------ SUPPLIED DATA ------

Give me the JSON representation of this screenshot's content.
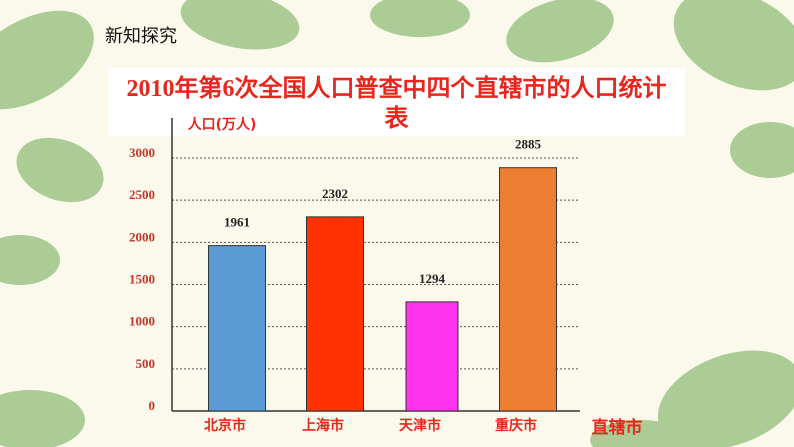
{
  "section": "新知探究",
  "chart_data": {
    "type": "bar",
    "title": "2010年第6次全国人口普查中四个直辖市的人口统计表",
    "y_label": "人口(万人)",
    "x_label": "直辖市",
    "categories": [
      "北京市",
      "上海市",
      "天津市",
      "重庆市"
    ],
    "values": [
      1961,
      2302,
      1294,
      2885
    ],
    "colors": [
      "#5b9bd5",
      "#ff3300",
      "#ff33ee",
      "#ed7d31"
    ],
    "ylim": [
      0,
      3000
    ],
    "yticks": [
      0,
      500,
      1000,
      1500,
      2000,
      2500,
      3000
    ],
    "grid": true
  }
}
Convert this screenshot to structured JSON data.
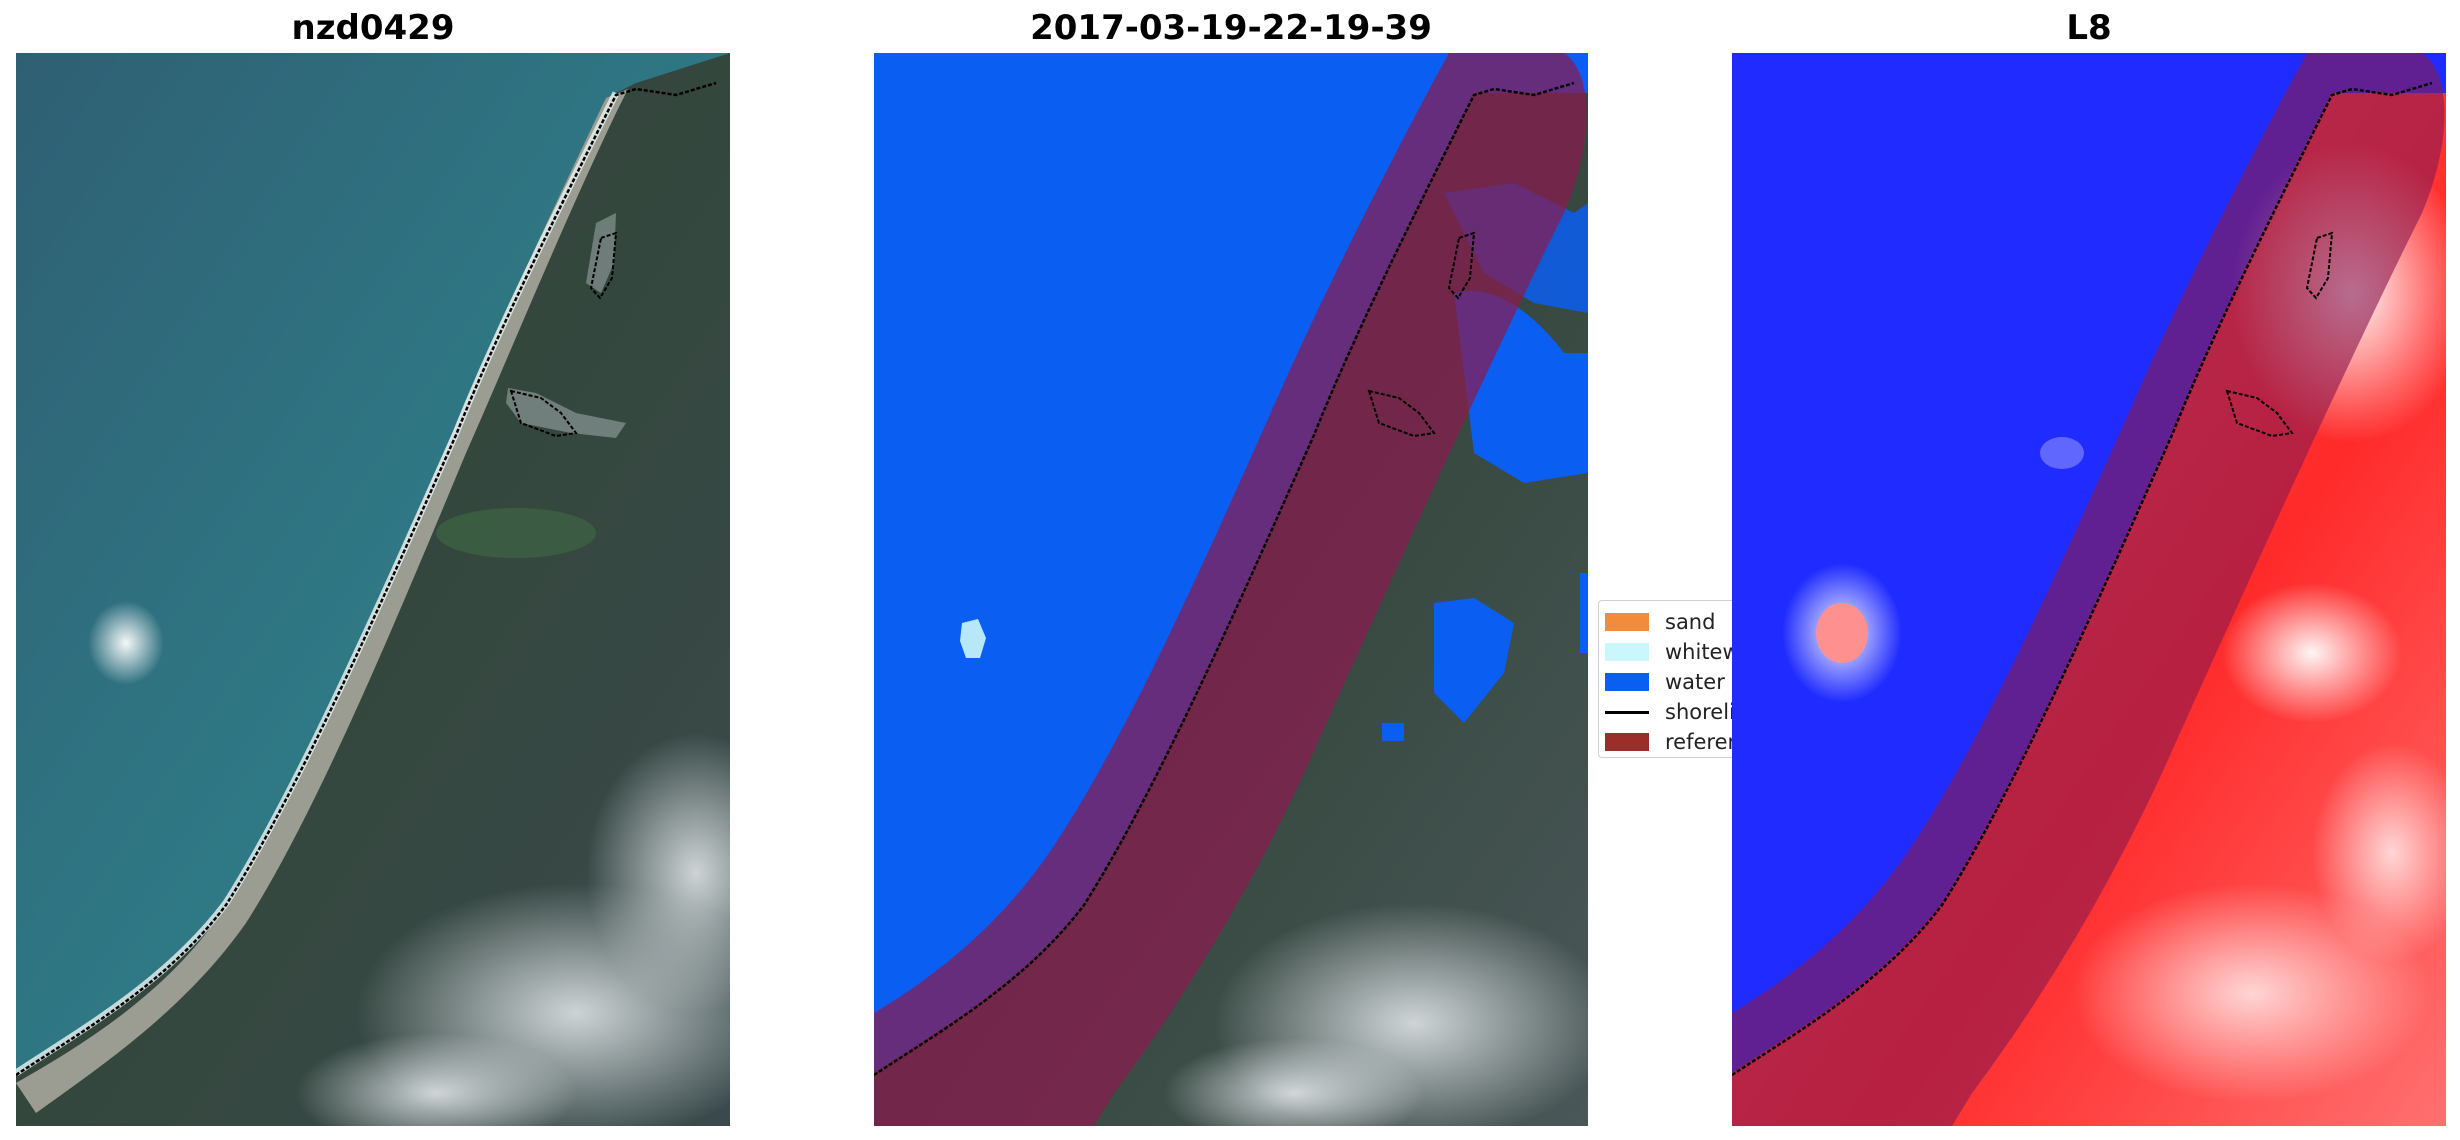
{
  "panels": [
    {
      "title": "nzd0429"
    },
    {
      "title": "2017-03-19-22-19-39"
    },
    {
      "title": "L8"
    }
  ],
  "legend": {
    "items": [
      {
        "label": "sand",
        "color": "#f28c3b",
        "kind": "patch"
      },
      {
        "label": "whitewater",
        "color": "#c9f7fb",
        "kind": "patch"
      },
      {
        "label": "water",
        "color": "#0a5ef2",
        "kind": "patch"
      },
      {
        "label": "shoreline",
        "color": "#000000",
        "kind": "line"
      },
      {
        "label": "reference shoreline buffer",
        "color": "#9a2f2a",
        "kind": "patch"
      }
    ]
  },
  "colors": {
    "ocean": "#2e6f86",
    "land": "#34473f",
    "beach": "#9b9b90",
    "water_class": "#0a5ef2",
    "buffer_overlay": "#8b1a4f",
    "index_negative": "#1f2bff",
    "index_positive": "#ff1a1a"
  }
}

------

Give back the whole listing as it stands, minus its pictures.

> [RESULT FOR THIS EXERCISE]
Give me the JSON representation of this screenshot's content.
{
  "section": "新知探究",
  "chart_data": {
    "type": "bar",
    "title": "2010年第6次全国人口普查中四个直辖市的人口统计表",
    "y_label": "人口(万人)",
    "x_label": "直辖市",
    "categories": [
      "北京市",
      "上海市",
      "天津市",
      "重庆市"
    ],
    "values": [
      1961,
      2302,
      1294,
      2885
    ],
    "colors": [
      "#5b9bd5",
      "#ff3300",
      "#ff33ee",
      "#ed7d31"
    ],
    "ylim": [
      0,
      3000
    ],
    "yticks": [
      0,
      500,
      1000,
      1500,
      2000,
      2500,
      3000
    ],
    "grid": true
  }
}
Convert this screenshot to structured JSON data.
{
  "panels": [
    {
      "title": "nzd0429"
    },
    {
      "title": "2017-03-19-22-19-39"
    },
    {
      "title": "L8"
    }
  ],
  "legend": {
    "items": [
      {
        "label": "sand",
        "color": "#f28c3b",
        "kind": "patch"
      },
      {
        "label": "whitewater",
        "color": "#c9f7fb",
        "kind": "patch"
      },
      {
        "label": "water",
        "color": "#0a5ef2",
        "kind": "patch"
      },
      {
        "label": "shoreline",
        "color": "#000000",
        "kind": "line"
      },
      {
        "label": "reference shoreline buffer",
        "color": "#9a2f2a",
        "kind": "patch"
      }
    ]
  },
  "colors": {
    "ocean": "#2e6f86",
    "land": "#34473f",
    "beach": "#9b9b90",
    "water_class": "#0a5ef2",
    "buffer_overlay": "#8b1a4f",
    "index_negative": "#1f2bff",
    "index_positive": "#ff1a1a"
  }
}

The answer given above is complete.